--- begin Given information ---

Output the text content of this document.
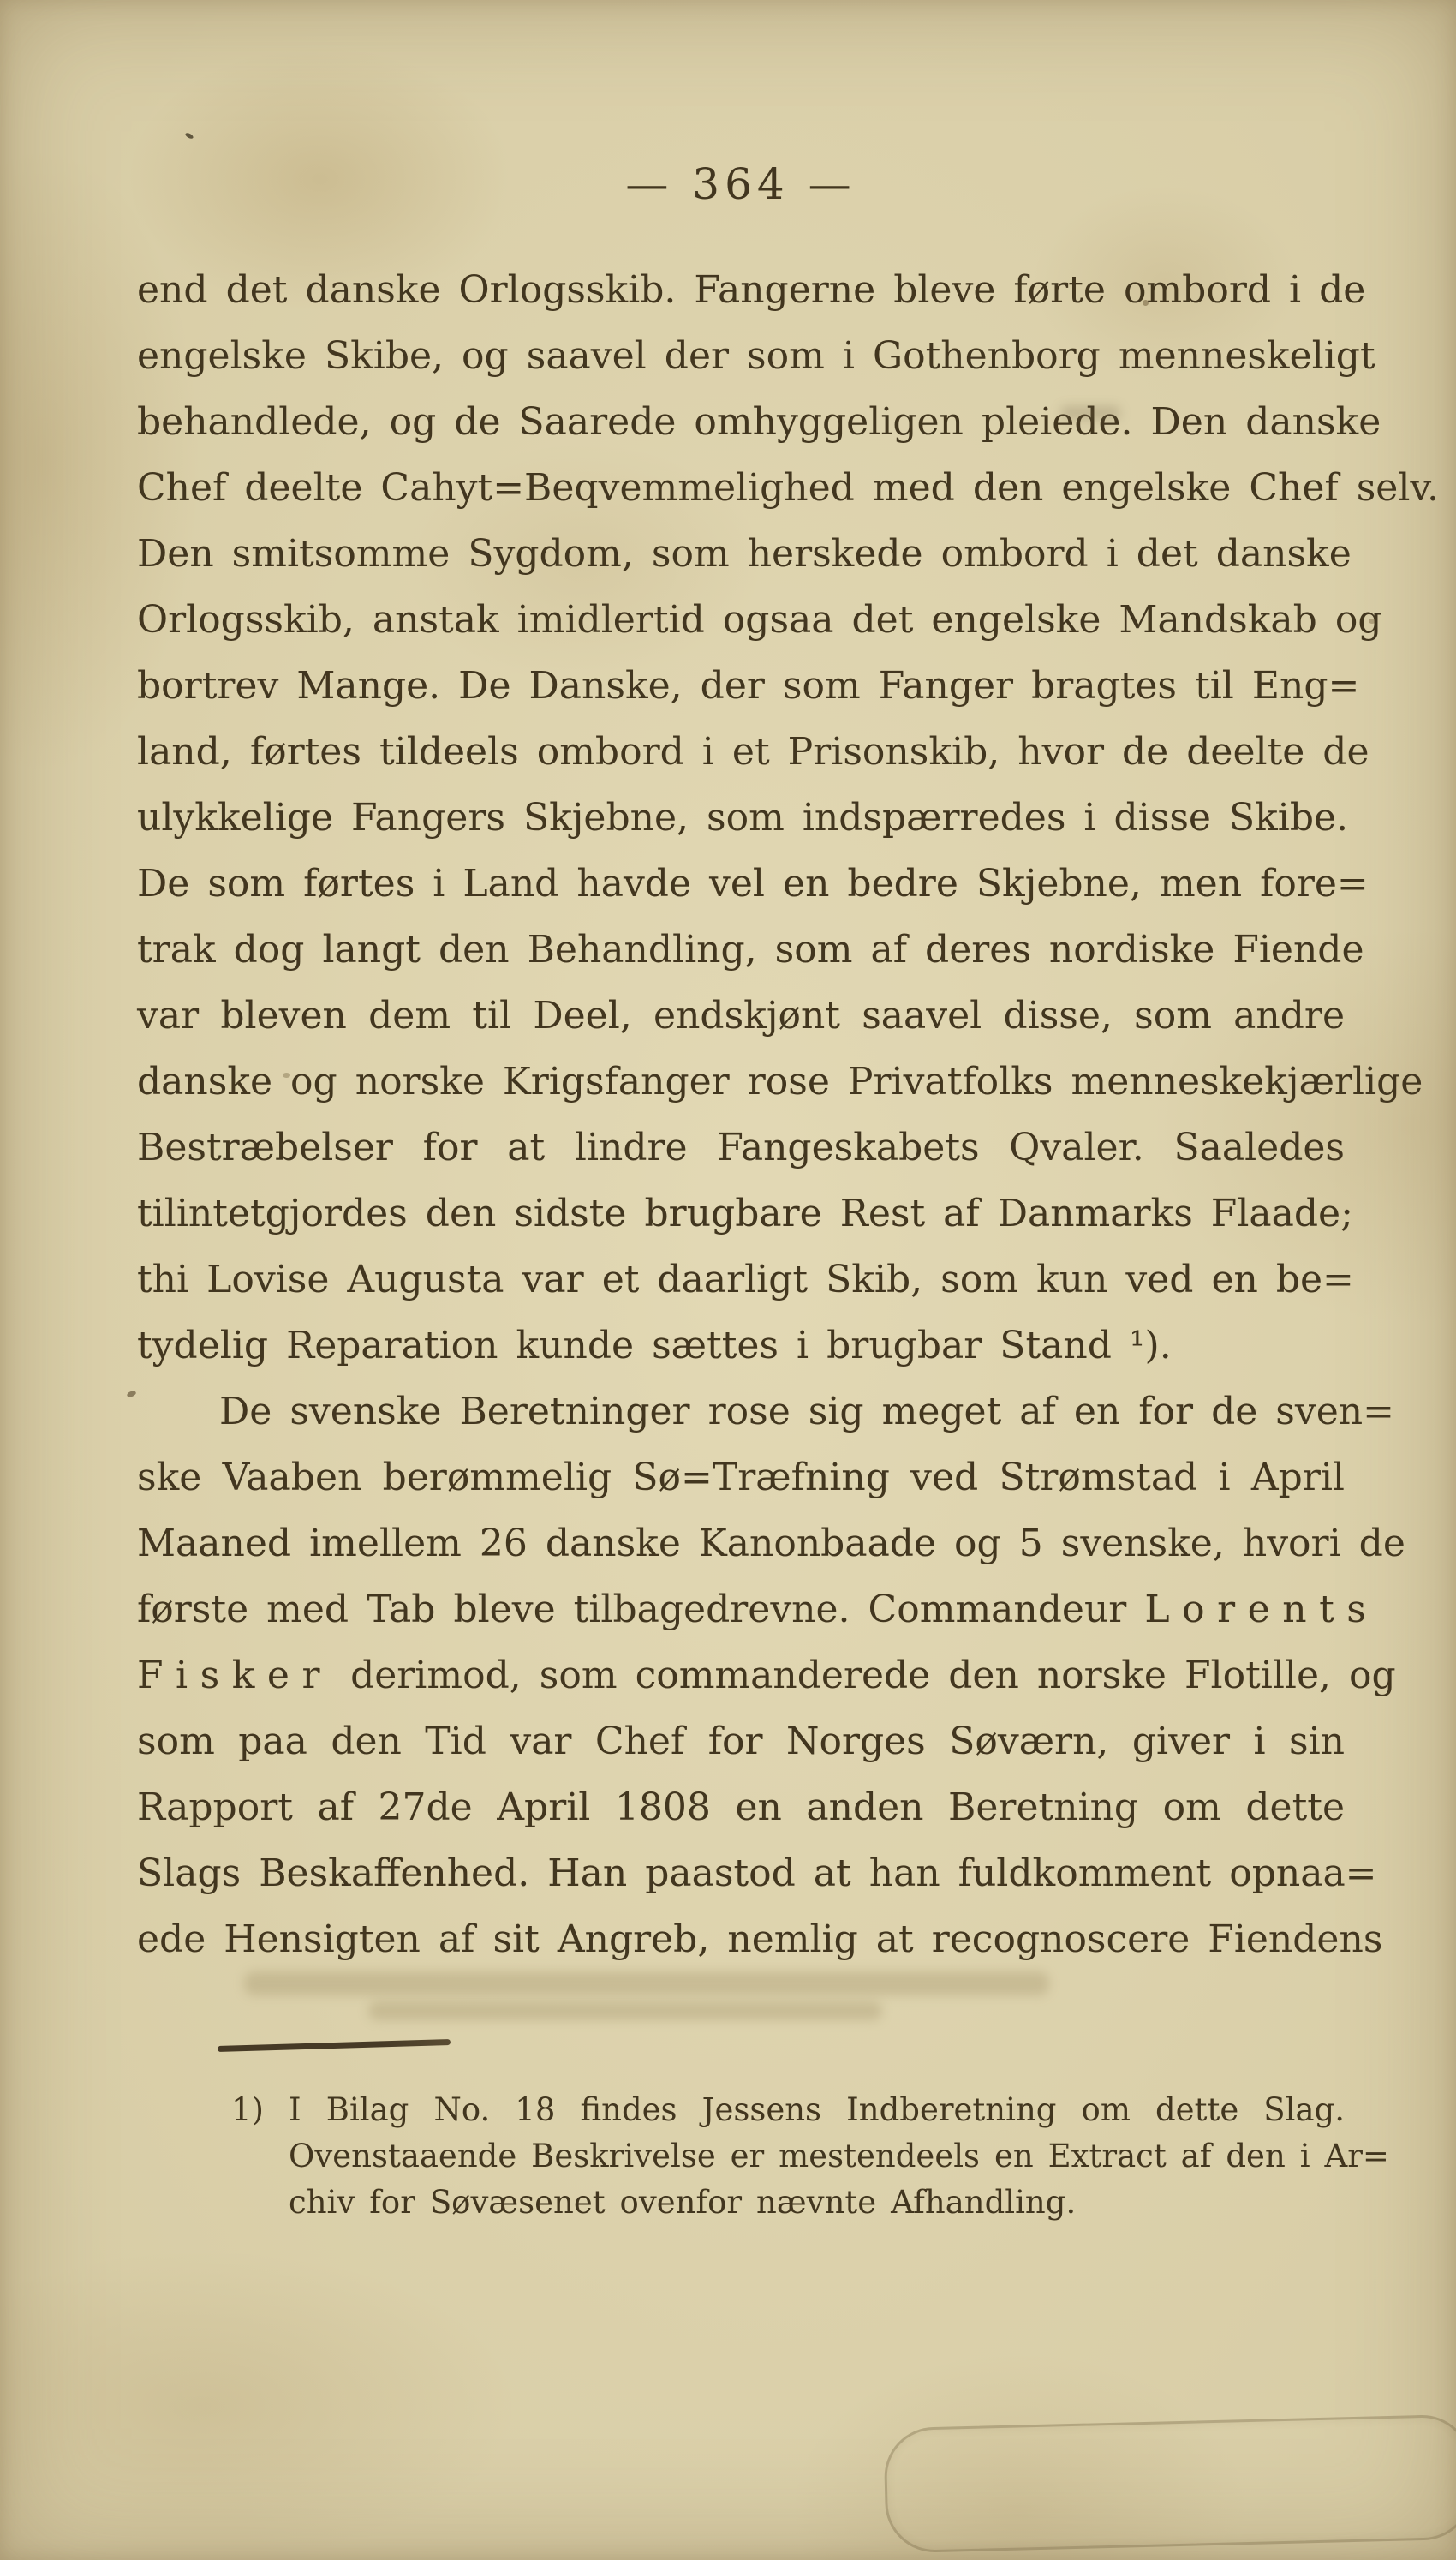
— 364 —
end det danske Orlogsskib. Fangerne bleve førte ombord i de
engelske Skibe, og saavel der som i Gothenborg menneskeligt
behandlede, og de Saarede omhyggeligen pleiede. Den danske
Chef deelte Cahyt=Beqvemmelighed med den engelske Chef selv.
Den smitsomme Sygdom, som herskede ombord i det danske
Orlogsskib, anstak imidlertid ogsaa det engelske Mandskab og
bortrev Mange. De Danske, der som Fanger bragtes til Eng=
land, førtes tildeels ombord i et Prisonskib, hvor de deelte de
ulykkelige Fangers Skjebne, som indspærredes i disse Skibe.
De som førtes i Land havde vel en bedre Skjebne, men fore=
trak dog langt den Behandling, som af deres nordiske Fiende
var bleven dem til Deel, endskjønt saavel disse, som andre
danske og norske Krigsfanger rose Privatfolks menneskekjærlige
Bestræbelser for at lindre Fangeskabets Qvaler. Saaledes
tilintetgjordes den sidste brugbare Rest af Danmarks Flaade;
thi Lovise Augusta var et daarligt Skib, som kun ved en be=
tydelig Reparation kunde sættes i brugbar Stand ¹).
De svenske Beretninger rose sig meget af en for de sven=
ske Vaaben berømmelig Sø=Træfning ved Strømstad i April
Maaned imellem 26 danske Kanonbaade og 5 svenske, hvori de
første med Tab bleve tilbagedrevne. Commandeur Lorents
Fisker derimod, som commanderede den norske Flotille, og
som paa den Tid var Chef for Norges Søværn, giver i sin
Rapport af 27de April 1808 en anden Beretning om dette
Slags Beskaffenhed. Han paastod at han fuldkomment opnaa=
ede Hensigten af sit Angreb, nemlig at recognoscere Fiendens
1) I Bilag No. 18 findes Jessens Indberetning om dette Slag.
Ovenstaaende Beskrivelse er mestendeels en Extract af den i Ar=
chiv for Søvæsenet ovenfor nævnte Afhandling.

--- end Given information ---

## Short task
Keep only the lines that hold the string "disse", and copy them out.

## Output below
ulykkelige Fangers Skjebne, som indspærredes i disse Skibe.
var bleven dem til Deel, endskjønt saavel disse, som andre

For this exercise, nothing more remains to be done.